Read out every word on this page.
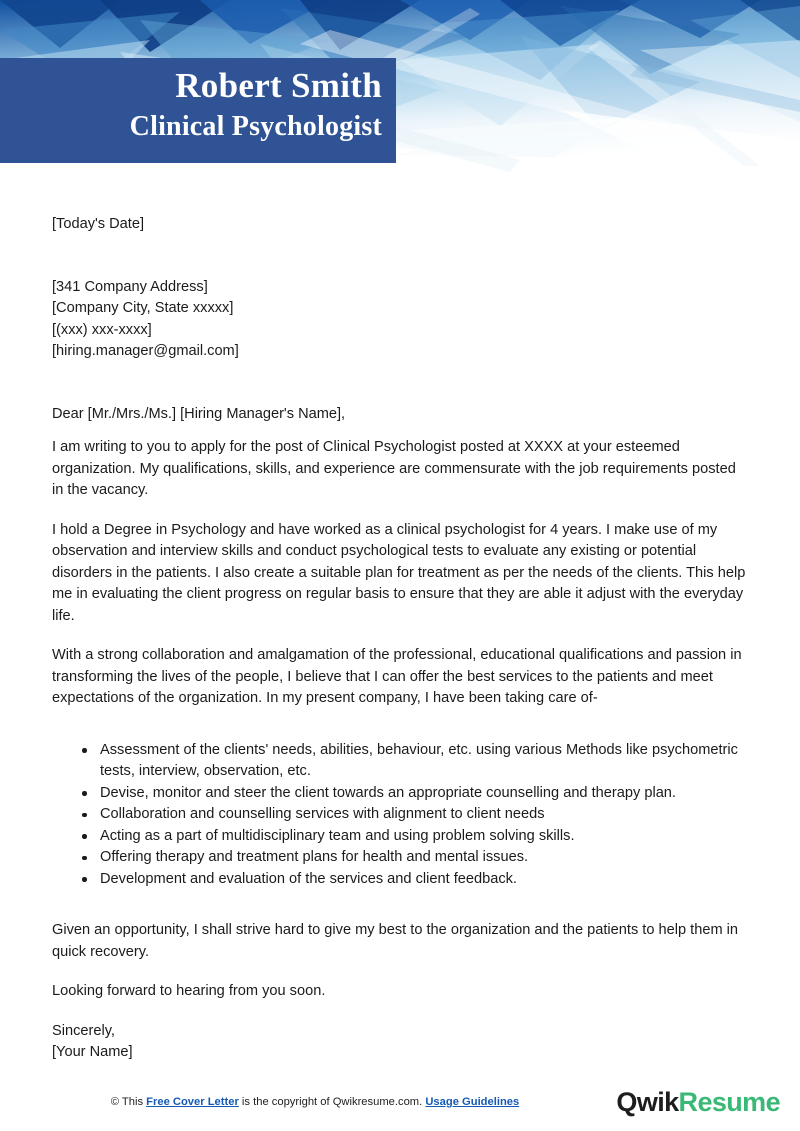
Robert Smith
Clinical Psychologist
[Today's Date]
[341 Company Address]
[Company City, State xxxxx]
[(xxx) xxx-xxxx]
[hiring.manager@gmail.com]
Dear [Mr./Mrs./Ms.] [Hiring Manager's Name],

I am writing to you to apply for the post of Clinical Psychologist posted at XXXX at your esteemed organization. My qualifications, skills, and experience are commensurate with the job requirements posted in the vacancy.

I hold a Degree in Psychology and have worked as a clinical psychologist for 4 years. I make use of my observation and interview skills and conduct psychological tests to evaluate any existing or potential disorders in the patients. I also create a suitable plan for treatment as per the needs of the clients. This help me in evaluating the client progress on regular basis to ensure that they are able it adjust with the everyday life.

With a strong collaboration and amalgamation of the professional, educational qualifications and passion in transforming the lives of the people, I believe that I can offer the best services to the patients and meet expectations of the organization. In my present company, I have been taking care of-

Assessment of the clients' needs, abilities, behaviour, etc. using various Methods like psychometric tests, interview, observation, etc.
Devise, monitor and steer the client towards an appropriate counselling and therapy plan.
Collaboration and counselling services with alignment to client needs
Acting as a part of multidisciplinary team and using problem solving skills.
Offering therapy and treatment plans for health and mental issues.
Development and evaluation of the services and client feedback.

Given an opportunity, I shall strive hard to give my best to the organization and the patients to help them in quick recovery.

Looking forward to hearing from you soon.

Sincerely,
[Your Name]
© This Free Cover Letter is the copyright of Qwikresume.com. Usage Guidelines	QwikResume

++++++

An exact copy of the records is required. Pictures do not belong in it.

Result of this task —
Read out every word on this page.
Robert Smith
Clinical Psychologist
[Today's Date]
[341 Company Address]
[Company City, State xxxxx]
[(xxx) xxx-xxxx]
[hiring.manager@gmail.com]
Dear [Mr./Mrs./Ms.] [Hiring Manager's Name],

I am writing to you to apply for the post of Clinical Psychologist posted at XXXX at your esteemed organization. My qualifications, skills, and experience are commensurate with the job requirements posted in the vacancy.

I hold a Degree in Psychology and have worked as a clinical psychologist for 4 years. I make use of my observation and interview skills and conduct psychological tests to evaluate any existing or potential disorders in the patients. I also create a suitable plan for treatment as per the needs of the clients. This help me in evaluating the client progress on regular basis to ensure that they are able it adjust with the everyday life.

With a strong collaboration and amalgamation of the professional, educational qualifications and passion in transforming the lives of the people, I believe that I can offer the best services to the patients and meet expectations of the organization. In my present company, I have been taking care of-

Assessment of the clients' needs, abilities, behaviour, etc. using various Methods like psychometric tests, interview, observation, etc.
Devise, monitor and steer the client towards an appropriate counselling and therapy plan.
Collaboration and counselling services with alignment to client needs
Acting as a part of multidisciplinary team and using problem solving skills.
Offering therapy and treatment plans for health and mental issues.
Development and evaluation of the services and client feedback.

Given an opportunity, I shall strive hard to give my best to the organization and the patients to help them in quick recovery.

Looking forward to hearing from you soon.

Sincerely,
[Your Name]
© This Free Cover Letter is the copyright of Qwikresume.com. Usage Guidelines	QwikResume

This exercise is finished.